◆ **To do**
Report the number of lines in the entries below that include the word "from", and nothing else.
--*--
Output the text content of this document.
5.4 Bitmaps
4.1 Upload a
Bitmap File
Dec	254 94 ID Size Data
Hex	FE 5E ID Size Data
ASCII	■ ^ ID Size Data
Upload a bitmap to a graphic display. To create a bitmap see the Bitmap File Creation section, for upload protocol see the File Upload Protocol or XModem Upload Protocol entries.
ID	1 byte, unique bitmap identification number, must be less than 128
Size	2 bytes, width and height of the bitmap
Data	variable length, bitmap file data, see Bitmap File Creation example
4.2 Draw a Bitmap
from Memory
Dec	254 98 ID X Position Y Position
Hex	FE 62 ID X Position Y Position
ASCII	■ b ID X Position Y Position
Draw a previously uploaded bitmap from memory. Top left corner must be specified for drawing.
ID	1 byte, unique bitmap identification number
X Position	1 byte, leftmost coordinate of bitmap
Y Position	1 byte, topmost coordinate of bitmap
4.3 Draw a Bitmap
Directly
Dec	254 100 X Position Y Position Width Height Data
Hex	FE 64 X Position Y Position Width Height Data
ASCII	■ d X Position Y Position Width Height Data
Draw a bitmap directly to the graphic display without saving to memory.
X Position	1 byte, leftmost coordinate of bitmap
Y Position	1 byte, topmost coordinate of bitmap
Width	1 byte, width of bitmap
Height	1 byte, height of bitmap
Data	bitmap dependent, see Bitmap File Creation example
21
--*--
◆ **Task response**
2